** REQUIRED TASK **
Count how many lines have the word "calendar" in them. Reply with that number by itself.

Items from a figure collection:
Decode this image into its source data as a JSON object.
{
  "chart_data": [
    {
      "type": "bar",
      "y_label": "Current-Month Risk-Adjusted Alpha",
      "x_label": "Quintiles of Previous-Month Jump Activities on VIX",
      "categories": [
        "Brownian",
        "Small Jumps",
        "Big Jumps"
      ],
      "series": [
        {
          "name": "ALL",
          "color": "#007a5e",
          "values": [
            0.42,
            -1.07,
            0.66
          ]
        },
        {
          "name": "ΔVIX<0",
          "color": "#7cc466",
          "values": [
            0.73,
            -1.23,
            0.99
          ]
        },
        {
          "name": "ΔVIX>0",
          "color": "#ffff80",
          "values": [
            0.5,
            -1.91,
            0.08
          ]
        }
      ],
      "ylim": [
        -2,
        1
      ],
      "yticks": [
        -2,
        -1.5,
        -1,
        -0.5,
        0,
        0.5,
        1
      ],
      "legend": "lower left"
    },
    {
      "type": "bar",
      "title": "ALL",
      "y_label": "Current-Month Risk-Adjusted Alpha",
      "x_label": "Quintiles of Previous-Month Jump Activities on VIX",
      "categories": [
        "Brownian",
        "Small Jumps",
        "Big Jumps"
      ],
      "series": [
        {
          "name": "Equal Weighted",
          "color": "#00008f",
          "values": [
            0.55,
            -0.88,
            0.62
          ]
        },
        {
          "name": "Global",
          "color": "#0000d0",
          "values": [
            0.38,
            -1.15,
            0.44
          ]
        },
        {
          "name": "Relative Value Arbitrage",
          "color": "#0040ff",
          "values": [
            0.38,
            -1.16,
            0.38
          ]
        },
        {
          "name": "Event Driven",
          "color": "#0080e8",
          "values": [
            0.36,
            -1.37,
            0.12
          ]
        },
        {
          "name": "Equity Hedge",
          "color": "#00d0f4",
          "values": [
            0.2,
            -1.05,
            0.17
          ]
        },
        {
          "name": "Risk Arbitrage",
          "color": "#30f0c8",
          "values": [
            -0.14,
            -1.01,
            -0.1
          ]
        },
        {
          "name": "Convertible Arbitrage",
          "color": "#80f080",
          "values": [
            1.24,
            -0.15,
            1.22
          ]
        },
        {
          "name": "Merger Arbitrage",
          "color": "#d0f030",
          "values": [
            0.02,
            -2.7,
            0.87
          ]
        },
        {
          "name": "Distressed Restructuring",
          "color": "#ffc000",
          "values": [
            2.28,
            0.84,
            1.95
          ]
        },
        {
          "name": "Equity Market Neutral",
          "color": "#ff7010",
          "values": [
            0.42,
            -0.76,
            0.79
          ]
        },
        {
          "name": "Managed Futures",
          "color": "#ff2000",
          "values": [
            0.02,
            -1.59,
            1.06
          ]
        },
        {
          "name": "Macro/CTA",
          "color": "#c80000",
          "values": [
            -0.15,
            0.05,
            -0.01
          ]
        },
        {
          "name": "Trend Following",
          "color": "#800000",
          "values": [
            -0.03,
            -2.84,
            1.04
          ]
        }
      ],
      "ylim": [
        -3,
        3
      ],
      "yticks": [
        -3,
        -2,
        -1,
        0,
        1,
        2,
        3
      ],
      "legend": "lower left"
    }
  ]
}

==

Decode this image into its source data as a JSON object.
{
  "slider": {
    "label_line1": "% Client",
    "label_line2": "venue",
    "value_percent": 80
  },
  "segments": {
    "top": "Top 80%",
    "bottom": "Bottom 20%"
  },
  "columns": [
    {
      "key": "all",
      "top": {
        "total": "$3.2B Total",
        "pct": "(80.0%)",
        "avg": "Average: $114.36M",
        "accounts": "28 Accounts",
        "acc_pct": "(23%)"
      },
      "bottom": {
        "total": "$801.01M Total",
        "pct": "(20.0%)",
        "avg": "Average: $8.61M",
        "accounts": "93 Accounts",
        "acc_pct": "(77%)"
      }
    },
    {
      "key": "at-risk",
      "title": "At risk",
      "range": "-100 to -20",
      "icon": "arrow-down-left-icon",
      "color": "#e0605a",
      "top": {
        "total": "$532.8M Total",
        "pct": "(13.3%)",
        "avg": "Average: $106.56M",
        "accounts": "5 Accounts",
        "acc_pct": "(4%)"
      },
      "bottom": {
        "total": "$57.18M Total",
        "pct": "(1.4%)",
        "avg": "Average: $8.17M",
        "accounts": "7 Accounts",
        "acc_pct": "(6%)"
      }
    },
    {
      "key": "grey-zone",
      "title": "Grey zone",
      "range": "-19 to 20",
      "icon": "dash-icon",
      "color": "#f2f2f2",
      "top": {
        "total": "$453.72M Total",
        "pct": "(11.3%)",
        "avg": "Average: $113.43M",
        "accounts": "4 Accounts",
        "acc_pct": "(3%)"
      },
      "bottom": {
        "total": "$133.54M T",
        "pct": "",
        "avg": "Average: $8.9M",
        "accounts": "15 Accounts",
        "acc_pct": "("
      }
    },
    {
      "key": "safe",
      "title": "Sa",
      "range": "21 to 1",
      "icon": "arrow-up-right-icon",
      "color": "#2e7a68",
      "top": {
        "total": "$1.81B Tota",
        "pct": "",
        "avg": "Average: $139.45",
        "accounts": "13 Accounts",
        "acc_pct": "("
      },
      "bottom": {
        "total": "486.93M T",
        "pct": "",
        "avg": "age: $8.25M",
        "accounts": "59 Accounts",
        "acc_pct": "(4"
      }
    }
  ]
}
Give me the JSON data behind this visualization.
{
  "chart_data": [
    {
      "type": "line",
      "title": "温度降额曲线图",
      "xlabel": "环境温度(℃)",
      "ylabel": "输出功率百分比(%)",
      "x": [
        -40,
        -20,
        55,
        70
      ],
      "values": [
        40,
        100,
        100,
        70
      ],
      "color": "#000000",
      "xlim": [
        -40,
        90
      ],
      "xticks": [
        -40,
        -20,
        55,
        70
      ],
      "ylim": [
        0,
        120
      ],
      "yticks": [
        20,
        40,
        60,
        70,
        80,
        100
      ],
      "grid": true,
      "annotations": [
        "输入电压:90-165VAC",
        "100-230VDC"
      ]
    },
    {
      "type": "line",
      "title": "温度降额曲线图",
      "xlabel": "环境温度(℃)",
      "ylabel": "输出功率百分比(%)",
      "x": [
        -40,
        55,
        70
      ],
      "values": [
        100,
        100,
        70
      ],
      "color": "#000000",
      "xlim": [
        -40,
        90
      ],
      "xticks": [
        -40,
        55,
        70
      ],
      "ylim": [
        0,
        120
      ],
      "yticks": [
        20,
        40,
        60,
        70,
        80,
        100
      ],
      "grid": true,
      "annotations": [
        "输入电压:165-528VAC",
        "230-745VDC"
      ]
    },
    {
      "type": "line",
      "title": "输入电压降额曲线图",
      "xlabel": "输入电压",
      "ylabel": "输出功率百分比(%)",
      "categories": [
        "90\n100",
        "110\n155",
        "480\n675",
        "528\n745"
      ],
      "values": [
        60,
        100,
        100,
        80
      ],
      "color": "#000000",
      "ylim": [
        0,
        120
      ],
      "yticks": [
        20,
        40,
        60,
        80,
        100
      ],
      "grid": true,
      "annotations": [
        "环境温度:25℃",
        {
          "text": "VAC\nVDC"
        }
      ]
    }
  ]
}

==

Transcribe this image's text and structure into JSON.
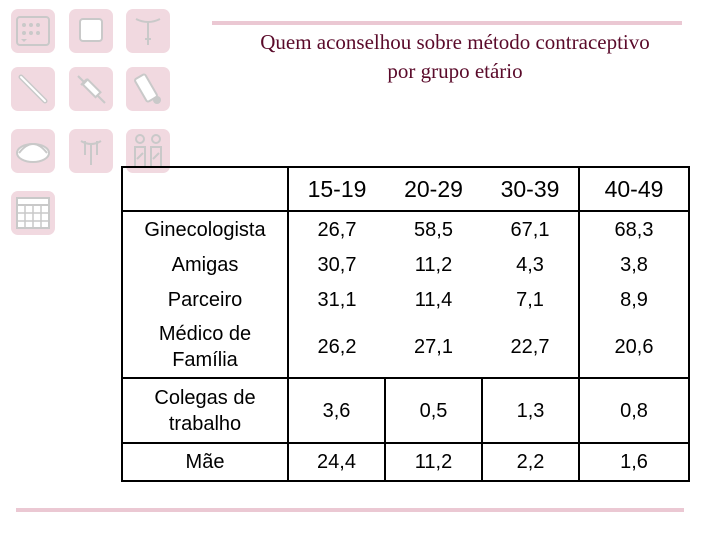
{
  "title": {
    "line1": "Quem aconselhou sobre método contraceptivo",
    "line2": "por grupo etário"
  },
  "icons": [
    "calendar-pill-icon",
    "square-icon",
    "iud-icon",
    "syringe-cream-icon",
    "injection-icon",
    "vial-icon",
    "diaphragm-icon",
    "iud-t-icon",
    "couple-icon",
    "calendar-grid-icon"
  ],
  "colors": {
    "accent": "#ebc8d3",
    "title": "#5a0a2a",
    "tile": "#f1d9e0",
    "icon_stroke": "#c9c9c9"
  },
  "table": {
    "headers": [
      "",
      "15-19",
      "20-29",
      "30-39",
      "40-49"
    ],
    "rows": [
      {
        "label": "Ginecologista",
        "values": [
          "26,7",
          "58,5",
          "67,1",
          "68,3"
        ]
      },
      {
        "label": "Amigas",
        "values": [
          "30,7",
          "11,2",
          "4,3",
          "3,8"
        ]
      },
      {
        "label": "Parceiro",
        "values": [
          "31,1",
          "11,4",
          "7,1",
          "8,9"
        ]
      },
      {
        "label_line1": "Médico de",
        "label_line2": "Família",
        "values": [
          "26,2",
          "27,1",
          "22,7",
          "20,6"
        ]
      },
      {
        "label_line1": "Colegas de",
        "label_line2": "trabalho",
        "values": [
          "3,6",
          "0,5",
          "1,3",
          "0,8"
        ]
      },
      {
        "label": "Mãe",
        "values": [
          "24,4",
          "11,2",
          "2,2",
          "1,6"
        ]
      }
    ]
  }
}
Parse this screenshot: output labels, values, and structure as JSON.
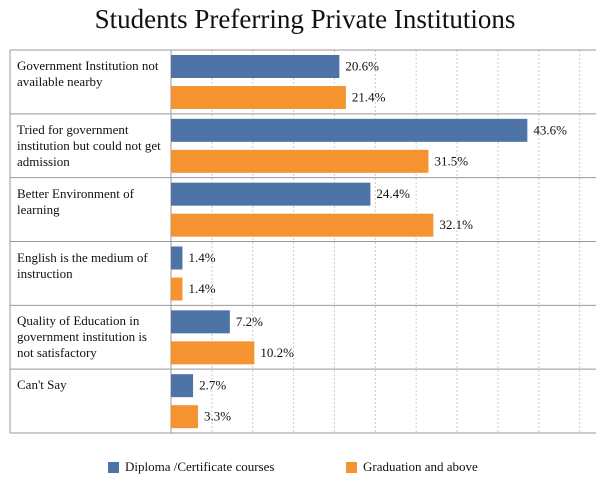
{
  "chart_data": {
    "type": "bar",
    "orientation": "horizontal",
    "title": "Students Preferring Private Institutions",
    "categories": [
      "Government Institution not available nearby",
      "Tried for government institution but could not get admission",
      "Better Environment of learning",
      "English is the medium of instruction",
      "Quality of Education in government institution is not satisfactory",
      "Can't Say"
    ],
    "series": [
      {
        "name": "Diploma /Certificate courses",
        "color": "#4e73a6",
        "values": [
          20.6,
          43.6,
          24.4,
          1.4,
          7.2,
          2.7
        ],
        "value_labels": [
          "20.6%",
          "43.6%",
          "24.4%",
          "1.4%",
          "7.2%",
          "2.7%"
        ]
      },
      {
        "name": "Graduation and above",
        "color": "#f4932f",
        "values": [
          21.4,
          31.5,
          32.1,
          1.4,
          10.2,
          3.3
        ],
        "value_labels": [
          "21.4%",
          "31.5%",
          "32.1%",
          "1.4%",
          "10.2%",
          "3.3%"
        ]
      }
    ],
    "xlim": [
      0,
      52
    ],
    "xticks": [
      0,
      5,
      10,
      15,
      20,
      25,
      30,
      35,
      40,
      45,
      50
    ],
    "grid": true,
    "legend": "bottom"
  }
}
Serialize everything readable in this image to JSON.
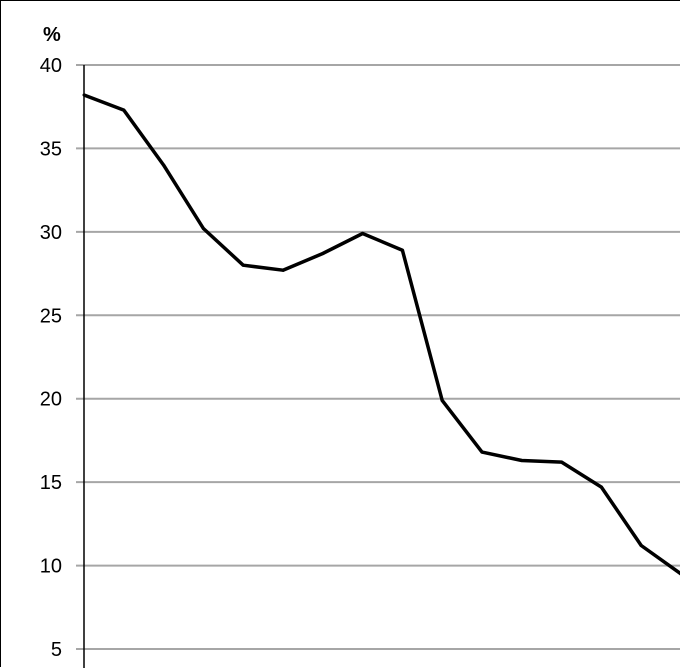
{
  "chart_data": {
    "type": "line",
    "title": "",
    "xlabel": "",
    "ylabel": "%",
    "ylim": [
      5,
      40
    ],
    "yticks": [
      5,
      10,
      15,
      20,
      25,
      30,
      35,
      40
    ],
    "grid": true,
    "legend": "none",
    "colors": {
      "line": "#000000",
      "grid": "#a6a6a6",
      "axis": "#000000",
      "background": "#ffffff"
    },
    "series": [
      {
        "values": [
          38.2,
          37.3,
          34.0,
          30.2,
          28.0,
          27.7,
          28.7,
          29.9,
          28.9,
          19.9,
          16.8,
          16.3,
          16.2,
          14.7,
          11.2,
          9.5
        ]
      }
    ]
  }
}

** EXERCISE OUTPUT **
2